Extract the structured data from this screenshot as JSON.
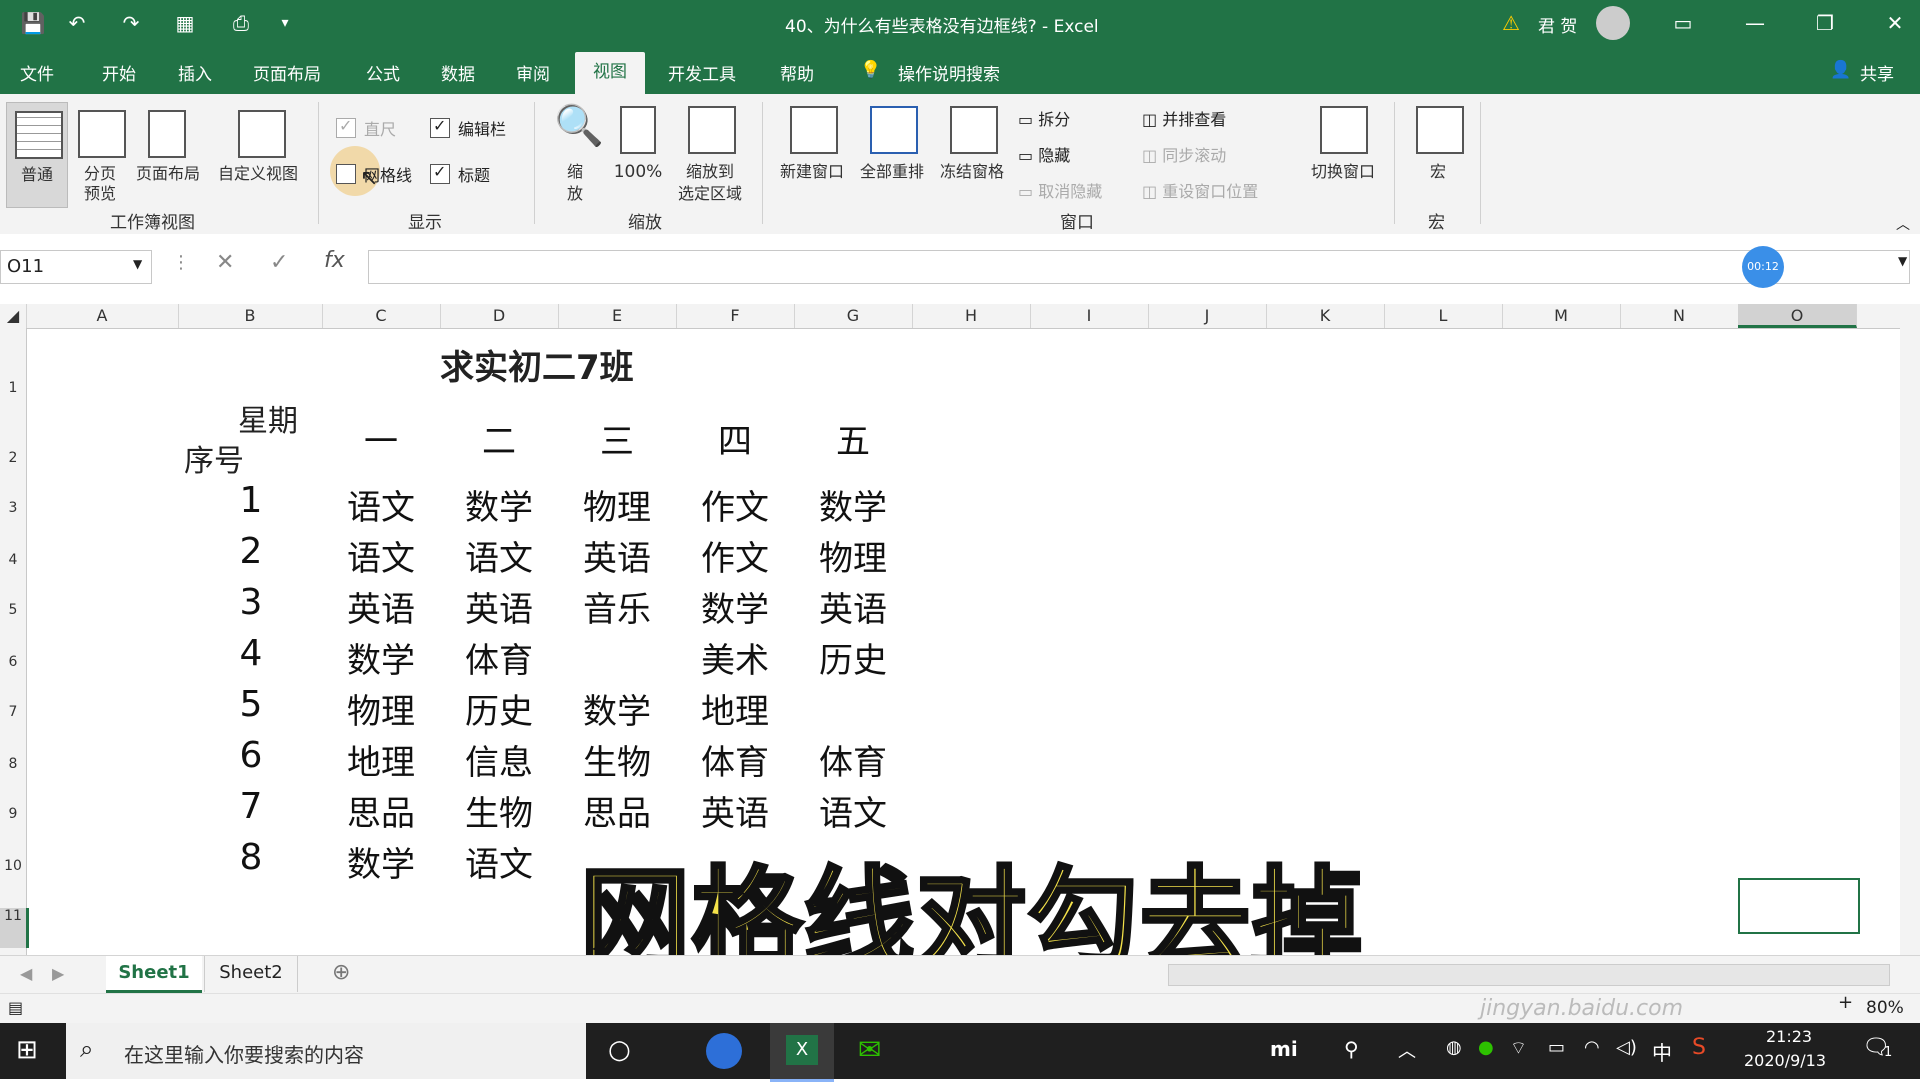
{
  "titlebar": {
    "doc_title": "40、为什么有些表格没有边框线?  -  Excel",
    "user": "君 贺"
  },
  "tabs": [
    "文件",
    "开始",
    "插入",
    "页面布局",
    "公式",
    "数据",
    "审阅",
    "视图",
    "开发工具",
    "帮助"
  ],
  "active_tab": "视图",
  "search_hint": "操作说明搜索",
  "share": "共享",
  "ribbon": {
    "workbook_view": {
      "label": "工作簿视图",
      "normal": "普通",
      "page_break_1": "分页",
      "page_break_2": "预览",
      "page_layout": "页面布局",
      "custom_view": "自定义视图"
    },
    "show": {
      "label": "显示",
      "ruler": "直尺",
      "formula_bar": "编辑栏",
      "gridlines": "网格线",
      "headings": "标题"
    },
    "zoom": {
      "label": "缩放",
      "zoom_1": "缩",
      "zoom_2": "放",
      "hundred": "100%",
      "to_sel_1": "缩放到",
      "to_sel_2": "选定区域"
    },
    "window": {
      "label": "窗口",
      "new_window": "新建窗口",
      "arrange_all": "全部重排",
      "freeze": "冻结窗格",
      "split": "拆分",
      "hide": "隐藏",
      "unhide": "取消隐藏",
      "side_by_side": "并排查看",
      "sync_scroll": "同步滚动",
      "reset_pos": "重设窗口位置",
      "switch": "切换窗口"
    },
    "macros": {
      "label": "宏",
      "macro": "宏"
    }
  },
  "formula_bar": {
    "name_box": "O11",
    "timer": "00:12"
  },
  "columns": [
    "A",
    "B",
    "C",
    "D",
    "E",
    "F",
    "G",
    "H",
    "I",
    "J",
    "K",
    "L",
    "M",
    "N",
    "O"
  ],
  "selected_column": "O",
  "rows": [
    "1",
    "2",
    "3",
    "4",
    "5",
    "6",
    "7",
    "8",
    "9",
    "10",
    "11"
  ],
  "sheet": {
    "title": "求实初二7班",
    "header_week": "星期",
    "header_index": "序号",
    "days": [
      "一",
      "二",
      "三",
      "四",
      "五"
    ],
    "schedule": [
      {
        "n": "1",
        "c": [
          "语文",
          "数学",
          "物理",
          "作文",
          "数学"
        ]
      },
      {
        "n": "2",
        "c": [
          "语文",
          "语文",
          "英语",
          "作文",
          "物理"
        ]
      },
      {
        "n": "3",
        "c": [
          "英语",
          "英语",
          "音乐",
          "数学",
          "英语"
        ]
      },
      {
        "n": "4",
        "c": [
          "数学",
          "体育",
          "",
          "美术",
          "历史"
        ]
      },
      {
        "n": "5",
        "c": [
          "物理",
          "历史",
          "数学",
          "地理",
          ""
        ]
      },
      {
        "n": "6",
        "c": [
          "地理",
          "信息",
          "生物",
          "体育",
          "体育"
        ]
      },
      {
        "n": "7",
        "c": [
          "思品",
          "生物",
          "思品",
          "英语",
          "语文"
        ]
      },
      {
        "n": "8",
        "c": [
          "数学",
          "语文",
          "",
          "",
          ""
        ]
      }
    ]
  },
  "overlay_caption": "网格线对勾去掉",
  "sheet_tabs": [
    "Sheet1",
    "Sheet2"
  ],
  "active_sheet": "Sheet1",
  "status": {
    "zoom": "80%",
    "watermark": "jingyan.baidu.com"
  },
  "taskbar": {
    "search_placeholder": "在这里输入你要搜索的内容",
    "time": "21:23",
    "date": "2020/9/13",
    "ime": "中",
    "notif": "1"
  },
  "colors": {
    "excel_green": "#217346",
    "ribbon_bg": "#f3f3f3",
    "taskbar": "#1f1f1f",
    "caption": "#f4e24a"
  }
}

---

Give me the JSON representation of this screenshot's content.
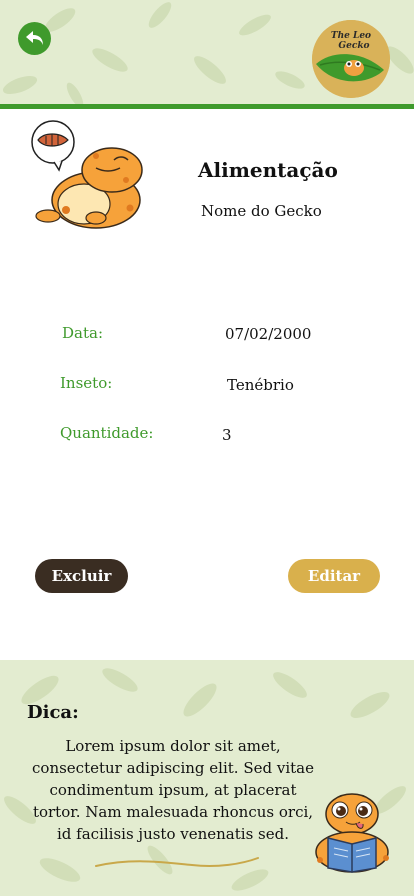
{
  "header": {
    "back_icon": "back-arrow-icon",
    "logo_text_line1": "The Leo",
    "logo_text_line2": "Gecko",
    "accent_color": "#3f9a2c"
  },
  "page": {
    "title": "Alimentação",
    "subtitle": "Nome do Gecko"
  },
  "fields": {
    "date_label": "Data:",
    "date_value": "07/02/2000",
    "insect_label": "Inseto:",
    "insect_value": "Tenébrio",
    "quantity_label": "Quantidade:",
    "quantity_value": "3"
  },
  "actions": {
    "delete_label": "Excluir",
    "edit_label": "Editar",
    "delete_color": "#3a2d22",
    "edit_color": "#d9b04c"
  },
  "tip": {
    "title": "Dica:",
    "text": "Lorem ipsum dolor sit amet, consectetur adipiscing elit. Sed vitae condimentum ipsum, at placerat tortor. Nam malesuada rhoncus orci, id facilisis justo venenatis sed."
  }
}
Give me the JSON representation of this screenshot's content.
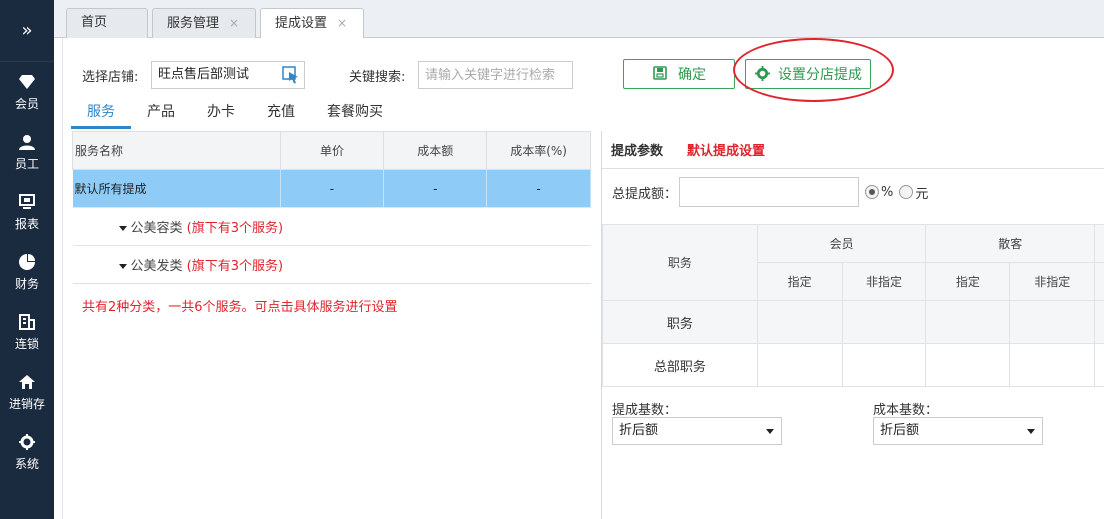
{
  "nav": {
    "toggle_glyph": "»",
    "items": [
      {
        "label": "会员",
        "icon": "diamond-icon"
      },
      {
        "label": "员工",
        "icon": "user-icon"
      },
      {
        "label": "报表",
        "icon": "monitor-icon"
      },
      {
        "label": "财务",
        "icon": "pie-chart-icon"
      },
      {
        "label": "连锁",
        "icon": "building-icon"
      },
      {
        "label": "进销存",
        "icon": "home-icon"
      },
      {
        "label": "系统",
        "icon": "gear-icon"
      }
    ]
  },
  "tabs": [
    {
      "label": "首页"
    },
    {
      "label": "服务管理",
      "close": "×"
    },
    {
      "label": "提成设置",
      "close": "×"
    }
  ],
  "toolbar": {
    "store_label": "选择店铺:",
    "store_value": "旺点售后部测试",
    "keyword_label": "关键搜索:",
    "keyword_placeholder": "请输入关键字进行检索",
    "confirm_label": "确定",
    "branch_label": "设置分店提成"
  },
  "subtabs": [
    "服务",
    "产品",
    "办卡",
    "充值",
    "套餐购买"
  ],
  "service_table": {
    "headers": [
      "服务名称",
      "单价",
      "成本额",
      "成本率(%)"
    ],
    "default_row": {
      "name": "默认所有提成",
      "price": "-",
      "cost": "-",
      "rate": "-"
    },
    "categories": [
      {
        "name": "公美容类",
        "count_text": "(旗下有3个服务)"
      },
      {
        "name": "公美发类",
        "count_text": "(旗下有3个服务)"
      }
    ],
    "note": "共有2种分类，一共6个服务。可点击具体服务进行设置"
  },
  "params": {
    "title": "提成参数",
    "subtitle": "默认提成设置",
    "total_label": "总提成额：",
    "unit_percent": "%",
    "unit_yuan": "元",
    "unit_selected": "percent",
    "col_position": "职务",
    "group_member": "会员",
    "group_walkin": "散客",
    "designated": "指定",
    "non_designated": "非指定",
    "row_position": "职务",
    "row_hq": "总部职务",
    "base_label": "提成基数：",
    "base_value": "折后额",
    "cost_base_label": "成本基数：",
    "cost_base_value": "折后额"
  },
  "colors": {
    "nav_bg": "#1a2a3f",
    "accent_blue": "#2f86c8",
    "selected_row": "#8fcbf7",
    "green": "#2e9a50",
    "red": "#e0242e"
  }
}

---

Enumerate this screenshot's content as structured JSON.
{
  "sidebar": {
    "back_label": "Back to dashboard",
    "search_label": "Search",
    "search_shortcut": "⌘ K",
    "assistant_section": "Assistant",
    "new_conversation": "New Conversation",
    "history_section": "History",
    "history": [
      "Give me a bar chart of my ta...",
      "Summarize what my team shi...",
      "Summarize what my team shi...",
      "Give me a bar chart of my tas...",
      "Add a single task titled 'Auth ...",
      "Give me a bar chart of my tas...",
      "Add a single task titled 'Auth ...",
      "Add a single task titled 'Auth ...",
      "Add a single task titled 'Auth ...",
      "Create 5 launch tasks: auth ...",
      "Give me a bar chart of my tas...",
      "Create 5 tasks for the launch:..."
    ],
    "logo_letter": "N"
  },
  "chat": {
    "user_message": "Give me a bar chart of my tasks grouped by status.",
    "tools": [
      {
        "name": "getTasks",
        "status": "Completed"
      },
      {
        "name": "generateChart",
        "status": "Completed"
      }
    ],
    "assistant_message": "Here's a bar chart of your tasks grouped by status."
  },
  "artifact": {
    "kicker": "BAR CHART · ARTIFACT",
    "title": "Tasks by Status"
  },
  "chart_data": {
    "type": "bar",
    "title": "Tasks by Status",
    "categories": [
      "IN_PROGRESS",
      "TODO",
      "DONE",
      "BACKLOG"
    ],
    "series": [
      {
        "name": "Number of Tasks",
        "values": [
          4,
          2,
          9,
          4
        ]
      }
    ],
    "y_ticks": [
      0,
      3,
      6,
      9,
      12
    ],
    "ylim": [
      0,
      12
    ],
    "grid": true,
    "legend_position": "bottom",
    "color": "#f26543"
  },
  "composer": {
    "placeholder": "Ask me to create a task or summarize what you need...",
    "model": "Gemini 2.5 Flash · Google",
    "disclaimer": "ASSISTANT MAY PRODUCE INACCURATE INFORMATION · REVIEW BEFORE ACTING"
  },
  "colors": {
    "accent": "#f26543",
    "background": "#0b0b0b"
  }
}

---

Scan the lines for the string "JSON". Pick out every line that has it.

Extract the structured data from this screenshot as JSON.
Give me the JSON representation of this screenshot's content.
Give me the JSON representation of this screenshot's content.
Enumerate this screenshot's content as structured JSON.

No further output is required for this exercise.